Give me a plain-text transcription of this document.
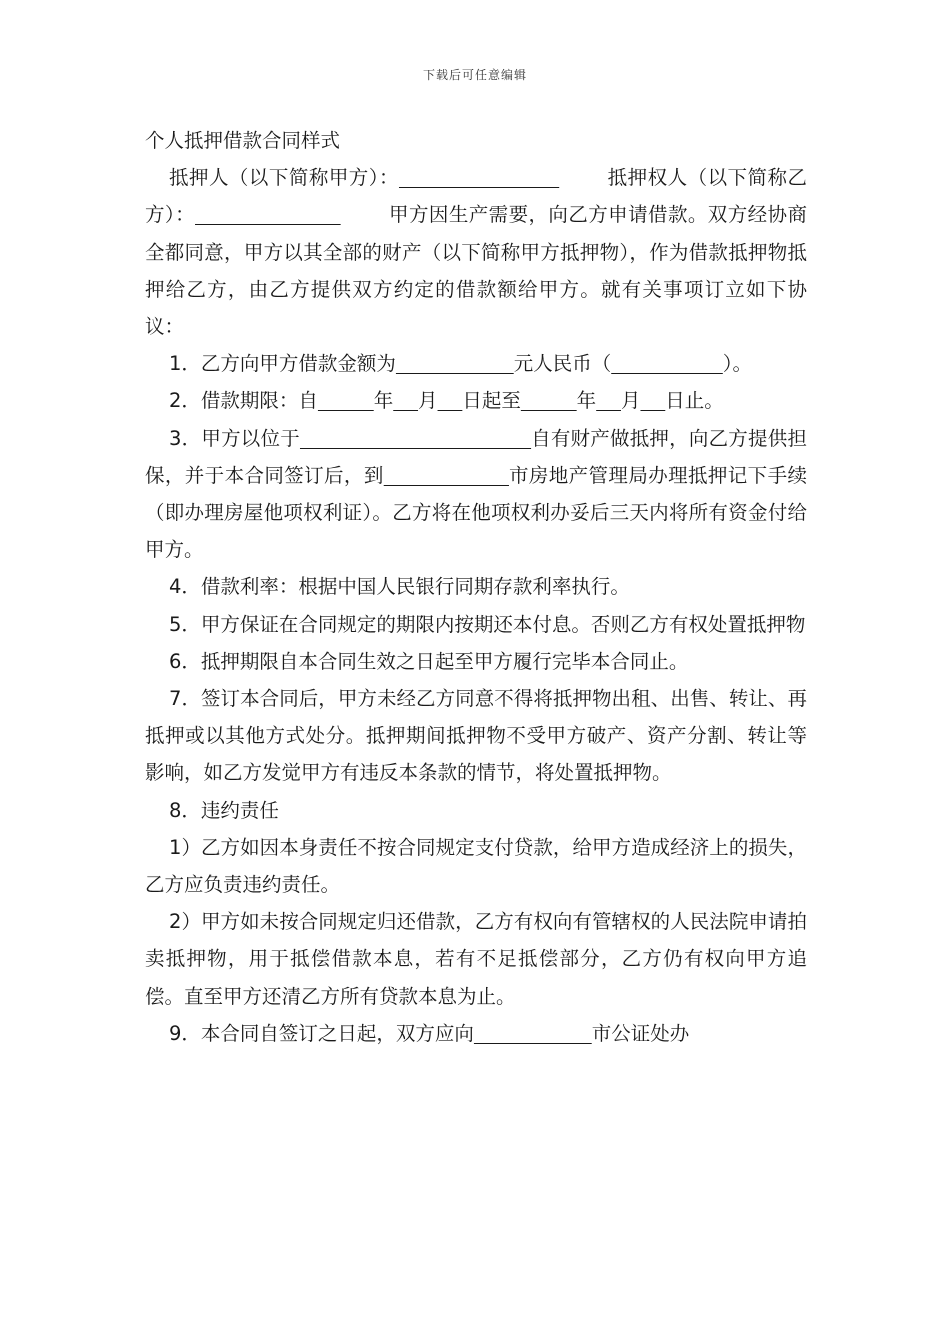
下载后可任意编辑

个人抵押借款合同样式

抵押人（以下简称甲方）：	抵押权人（以下简称乙方）：	甲方因生产需要，向乙方申请借款。双方经协商全都同意，甲方以其全部的财产（以下简称甲方抵押物），作为借款抵押物抵押给乙方，由乙方提供双方约定的借款额给甲方。就有关事项订立如下协议：

1．乙方向甲方借款金额为	元人民币（	）。

2．借款期限：自	年 月 日起至	年 月 日止。

3．甲方以位于	自有财产做抵押，向乙方提供担保，并于本合同签订后，到	市房地产管理局办理抵押记下手续（即办理房屋他项权利证）。乙方将在他项权利办妥后三天内将所有资金付给甲方。

4．借款利率：根据中国人民银行同期存款利率执行。

5．甲方保证在合同规定的期限内按期还本付息。否则乙方有权处置抵押物

6．抵押期限自本合同生效之日起至甲方履行完毕本合同止。

7．签订本合同后，甲方未经乙方同意不得将抵押物出租、出售、转让、再抵押或以其他方式处分。抵押期间抵押物不受甲方破产、资产分割、转让等影响，如乙方发觉甲方有违反本条款的情节，将处置抵押物。

8．违约责任

1）乙方如因本身责任不按合同规定支付贷款，给甲方造成经济上的损失，乙方应负责违约责任。

2）甲方如未按合同规定归还借款，乙方有权向有管辖权的人民法院申请拍卖抵押物，用于抵偿借款本息，若有不足抵偿部分，乙方仍有权向甲方追偿。直至甲方还清乙方所有贷款本息为止。

9．本合同自签订之日起，双方应向	市公证处办
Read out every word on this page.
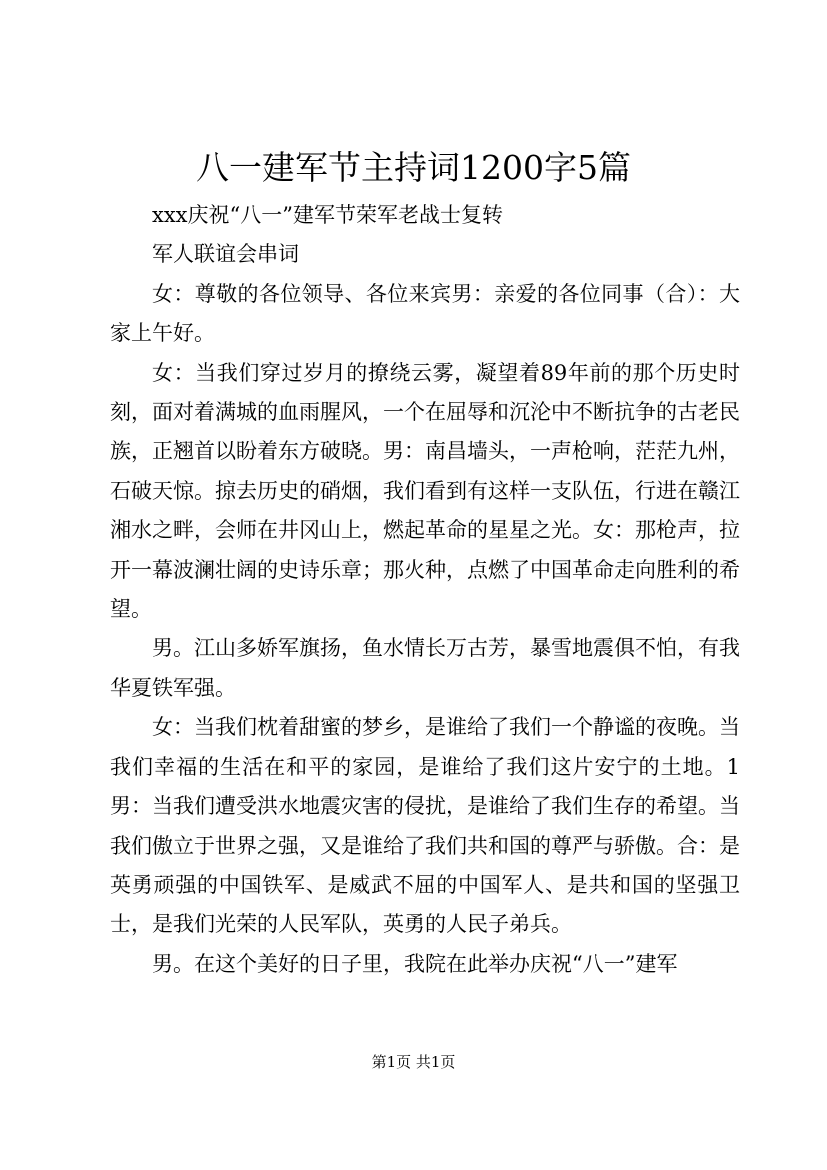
八一建军节主持词1200字5篇

xxx庆祝“八一”建军节荣军老战士复转

军人联谊会串词

女：尊敬的各位领导、各位来宾男：亲爱的各位同事（合）：大家上午好。

女：当我们穿过岁月的撩绕云雾，凝望着89年前的那个历史时刻，面对着满城的血雨腥风，一个在屈辱和沉沦中不断抗争的古老民族，正翘首以盼着东方破晓。男：南昌墙头，一声枪响，茫茫九州，石破天惊。掠去历史的硝烟，我们看到有这样一支队伍，行进在赣江湘水之畔，会师在井冈山上，燃起革命的星星之光。女：那枪声，拉开一幕波澜壮阔的史诗乐章；那火种，点燃了中国革命走向胜利的希望。

男。江山多娇军旗扬，鱼水情长万古芳，暴雪地震俱不怕，有我华夏铁军强。

女：当我们枕着甜蜜的梦乡，是谁给了我们一个静谧的夜晚。当我们幸福的生活在和平的家园，是谁给了我们这片安宁的土地。1男：当我们遭受洪水地震灾害的侵扰，是谁给了我们生存的希望。当我们傲立于世界之强，又是谁给了我们共和国的尊严与骄傲。合：是英勇顽强的中国铁军、是威武不屈的中国军人、是共和国的坚强卫士，是我们光荣的人民军队，英勇的人民子弟兵。

男。在这个美好的日子里，我院在此举办庆祝“八一”建军

第1页 共1页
◇ ◇ ◇ ◇
▶ **Problem to solve**
Exclude the pictures, and transcribe all of the material exactly.

▶ **Solved exercise**
Give me a plain-text transcription of this document.
下载后可任意编辑

个人抵押借款合同样式

抵押人（以下简称甲方）：	抵押权人（以下简称乙方）：	甲方因生产需要，向乙方申请借款。双方经协商全都同意，甲方以其全部的财产（以下简称甲方抵押物），作为借款抵押物抵押给乙方，由乙方提供双方约定的借款额给甲方。就有关事项订立如下协议：

1．乙方向甲方借款金额为	元人民币（	）。

2．借款期限：自	年 月 日起至	年 月 日止。

3．甲方以位于	自有财产做抵押，向乙方提供担保，并于本合同签订后，到	市房地产管理局办理抵押记下手续（即办理房屋他项权利证）。乙方将在他项权利办妥后三天内将所有资金付给甲方。

4．借款利率：根据中国人民银行同期存款利率执行。

5．甲方保证在合同规定的期限内按期还本付息。否则乙方有权处置抵押物

6．抵押期限自本合同生效之日起至甲方履行完毕本合同止。

7．签订本合同后，甲方未经乙方同意不得将抵押物出租、出售、转让、再抵押或以其他方式处分。抵押期间抵押物不受甲方破产、资产分割、转让等影响，如乙方发觉甲方有违反本条款的情节，将处置抵押物。

8．违约责任

1）乙方如因本身责任不按合同规定支付贷款，给甲方造成经济上的损失，乙方应负责违约责任。

2）甲方如未按合同规定归还借款，乙方有权向有管辖权的人民法院申请拍卖抵押物，用于抵偿借款本息，若有不足抵偿部分，乙方仍有权向甲方追偿。直至甲方还清乙方所有贷款本息为止。

9．本合同自签订之日起，双方应向	市公证处办
Read out every word on this page.
八一建军节主持词1200字5篇

xxx庆祝“八一”建军节荣军老战士复转

军人联谊会串词

女：尊敬的各位领导、各位来宾男：亲爱的各位同事（合）：大家上午好。

女：当我们穿过岁月的撩绕云雾，凝望着89年前的那个历史时刻，面对着满城的血雨腥风，一个在屈辱和沉沦中不断抗争的古老民族，正翘首以盼着东方破晓。男：南昌墙头，一声枪响，茫茫九州，石破天惊。掠去历史的硝烟，我们看到有这样一支队伍，行进在赣江湘水之畔，会师在井冈山上，燃起革命的星星之光。女：那枪声，拉开一幕波澜壮阔的史诗乐章；那火种，点燃了中国革命走向胜利的希望。

男。江山多娇军旗扬，鱼水情长万古芳，暴雪地震俱不怕，有我华夏铁军强。

女：当我们枕着甜蜜的梦乡，是谁给了我们一个静谧的夜晚。当我们幸福的生活在和平的家园，是谁给了我们这片安宁的土地。1男：当我们遭受洪水地震灾害的侵扰，是谁给了我们生存的希望。当我们傲立于世界之强，又是谁给了我们共和国的尊严与骄傲。合：是英勇顽强的中国铁军、是威武不屈的中国军人、是共和国的坚强卫士，是我们光荣的人民军队，英勇的人民子弟兵。

男。在这个美好的日子里，我院在此举办庆祝“八一”建军

第1页 共1页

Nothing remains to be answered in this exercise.